▶

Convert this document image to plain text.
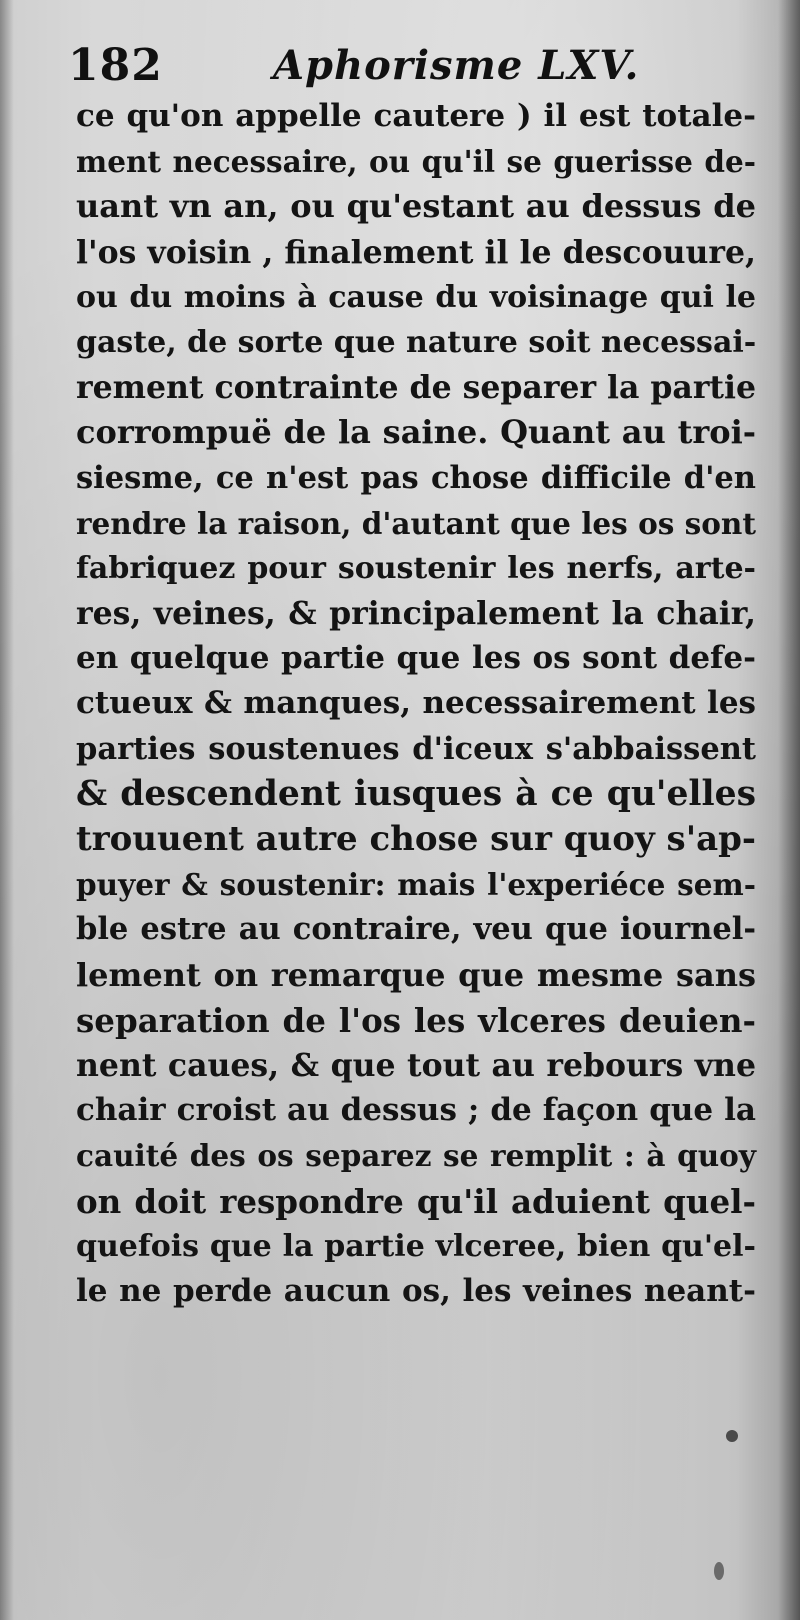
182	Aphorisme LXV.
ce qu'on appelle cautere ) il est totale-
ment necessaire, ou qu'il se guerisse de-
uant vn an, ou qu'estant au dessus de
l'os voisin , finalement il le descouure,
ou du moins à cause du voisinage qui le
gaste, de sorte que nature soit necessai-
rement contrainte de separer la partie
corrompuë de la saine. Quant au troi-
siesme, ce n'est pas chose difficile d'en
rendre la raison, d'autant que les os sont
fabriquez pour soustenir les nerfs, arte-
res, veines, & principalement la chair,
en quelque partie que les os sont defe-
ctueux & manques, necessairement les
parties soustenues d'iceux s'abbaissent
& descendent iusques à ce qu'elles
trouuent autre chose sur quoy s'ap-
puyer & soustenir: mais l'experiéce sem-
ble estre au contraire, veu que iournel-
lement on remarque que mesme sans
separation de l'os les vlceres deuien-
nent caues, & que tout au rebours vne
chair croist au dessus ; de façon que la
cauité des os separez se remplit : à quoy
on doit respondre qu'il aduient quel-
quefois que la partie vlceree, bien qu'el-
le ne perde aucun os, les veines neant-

◀

Task to carry out: Repeat the records word for word. Any picture in them should be left out.

Exercise solution:
Convert this document image to plain text.
182	Aphorisme LXV.
ce qu'on appelle cautere ) il est totale-
ment necessaire, ou qu'il se guerisse de-
uant vn an, ou qu'estant au dessus de
l'os voisin , finalement il le descouure,
ou du moins à cause du voisinage qui le
gaste, de sorte que nature soit necessai-
rement contrainte de separer la partie
corrompuë de la saine. Quant au troi-
siesme, ce n'est pas chose difficile d'en
rendre la raison, d'autant que les os sont
fabriquez pour soustenir les nerfs, arte-
res, veines, & principalement la chair,
en quelque partie que les os sont defe-
ctueux & manques, necessairement les
parties soustenues d'iceux s'abbaissent
& descendent iusques à ce qu'elles
trouuent autre chose sur quoy s'ap-
puyer & soustenir: mais l'experiéce sem-
ble estre au contraire, veu que iournel-
lement on remarque que mesme sans
separation de l'os les vlceres deuien-
nent caues, & que tout au rebours vne
chair croist au dessus ; de façon que la
cauité des os separez se remplit : à quoy
on doit respondre qu'il aduient quel-
quefois que la partie vlceree, bien qu'el-
le ne perde aucun os, les veines neant-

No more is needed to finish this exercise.